Extracted records
<<<<

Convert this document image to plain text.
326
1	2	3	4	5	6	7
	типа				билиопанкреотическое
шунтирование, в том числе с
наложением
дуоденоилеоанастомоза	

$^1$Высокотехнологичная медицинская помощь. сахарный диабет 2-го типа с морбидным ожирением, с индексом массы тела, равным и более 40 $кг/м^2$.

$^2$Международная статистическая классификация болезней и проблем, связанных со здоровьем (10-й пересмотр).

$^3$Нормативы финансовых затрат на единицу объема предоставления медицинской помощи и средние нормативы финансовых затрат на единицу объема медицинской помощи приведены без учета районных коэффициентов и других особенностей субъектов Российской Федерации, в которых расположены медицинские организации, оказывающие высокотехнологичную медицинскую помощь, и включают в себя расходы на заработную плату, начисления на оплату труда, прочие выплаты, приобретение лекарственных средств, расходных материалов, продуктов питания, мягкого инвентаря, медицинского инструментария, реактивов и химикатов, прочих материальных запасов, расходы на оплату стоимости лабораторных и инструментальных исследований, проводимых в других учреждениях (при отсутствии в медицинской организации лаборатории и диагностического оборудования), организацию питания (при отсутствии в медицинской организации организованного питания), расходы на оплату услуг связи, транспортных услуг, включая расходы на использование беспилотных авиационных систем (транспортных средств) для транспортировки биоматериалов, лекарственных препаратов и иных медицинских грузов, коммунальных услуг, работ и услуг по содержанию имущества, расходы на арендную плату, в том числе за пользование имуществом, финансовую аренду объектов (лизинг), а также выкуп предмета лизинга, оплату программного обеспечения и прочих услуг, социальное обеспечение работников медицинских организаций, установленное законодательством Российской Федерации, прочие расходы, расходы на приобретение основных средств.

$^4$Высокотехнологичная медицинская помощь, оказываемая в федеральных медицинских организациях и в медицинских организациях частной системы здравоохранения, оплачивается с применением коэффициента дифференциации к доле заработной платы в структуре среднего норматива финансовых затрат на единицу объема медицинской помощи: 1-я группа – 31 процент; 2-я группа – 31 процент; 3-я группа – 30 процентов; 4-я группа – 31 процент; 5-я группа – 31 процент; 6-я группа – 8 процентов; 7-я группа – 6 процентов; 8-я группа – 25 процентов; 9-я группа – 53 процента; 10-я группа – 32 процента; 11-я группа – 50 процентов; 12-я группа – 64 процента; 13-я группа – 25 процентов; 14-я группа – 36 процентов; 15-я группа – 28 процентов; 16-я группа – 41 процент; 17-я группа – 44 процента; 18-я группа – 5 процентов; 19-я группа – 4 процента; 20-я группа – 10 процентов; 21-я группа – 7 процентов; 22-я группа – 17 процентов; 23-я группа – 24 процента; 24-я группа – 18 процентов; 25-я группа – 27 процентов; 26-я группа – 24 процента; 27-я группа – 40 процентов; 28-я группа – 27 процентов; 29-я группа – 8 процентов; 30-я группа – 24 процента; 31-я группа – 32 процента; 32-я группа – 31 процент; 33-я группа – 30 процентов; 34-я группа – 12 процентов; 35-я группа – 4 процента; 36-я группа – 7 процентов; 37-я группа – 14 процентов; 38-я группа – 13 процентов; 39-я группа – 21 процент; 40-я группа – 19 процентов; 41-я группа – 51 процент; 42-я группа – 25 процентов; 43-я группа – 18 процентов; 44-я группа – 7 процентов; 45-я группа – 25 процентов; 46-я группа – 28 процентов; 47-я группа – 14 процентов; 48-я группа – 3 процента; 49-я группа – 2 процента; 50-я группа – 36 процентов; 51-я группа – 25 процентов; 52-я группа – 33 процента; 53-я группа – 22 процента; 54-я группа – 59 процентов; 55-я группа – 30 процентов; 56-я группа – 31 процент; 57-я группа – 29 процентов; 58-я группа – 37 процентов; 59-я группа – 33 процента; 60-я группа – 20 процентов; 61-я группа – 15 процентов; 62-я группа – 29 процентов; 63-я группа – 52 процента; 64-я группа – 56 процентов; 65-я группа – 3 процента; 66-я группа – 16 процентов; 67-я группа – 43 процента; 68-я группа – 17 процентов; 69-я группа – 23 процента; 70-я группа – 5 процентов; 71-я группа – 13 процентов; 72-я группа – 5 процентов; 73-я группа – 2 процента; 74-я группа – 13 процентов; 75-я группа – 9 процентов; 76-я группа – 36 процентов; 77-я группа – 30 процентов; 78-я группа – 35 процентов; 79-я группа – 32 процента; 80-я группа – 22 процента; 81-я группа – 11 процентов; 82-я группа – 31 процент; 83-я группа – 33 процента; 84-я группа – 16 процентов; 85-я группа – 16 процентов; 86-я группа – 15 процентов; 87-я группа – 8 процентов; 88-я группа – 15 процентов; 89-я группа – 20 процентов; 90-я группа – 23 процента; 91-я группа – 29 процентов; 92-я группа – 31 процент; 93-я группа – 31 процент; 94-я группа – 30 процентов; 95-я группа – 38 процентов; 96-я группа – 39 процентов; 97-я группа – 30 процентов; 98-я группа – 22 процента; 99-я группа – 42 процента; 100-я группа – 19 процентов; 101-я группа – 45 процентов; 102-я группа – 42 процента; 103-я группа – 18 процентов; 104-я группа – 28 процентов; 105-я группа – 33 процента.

>>>>

### Exercise
In how many lines of the data does the string "типа" appear? Give only the number.

### Answer
2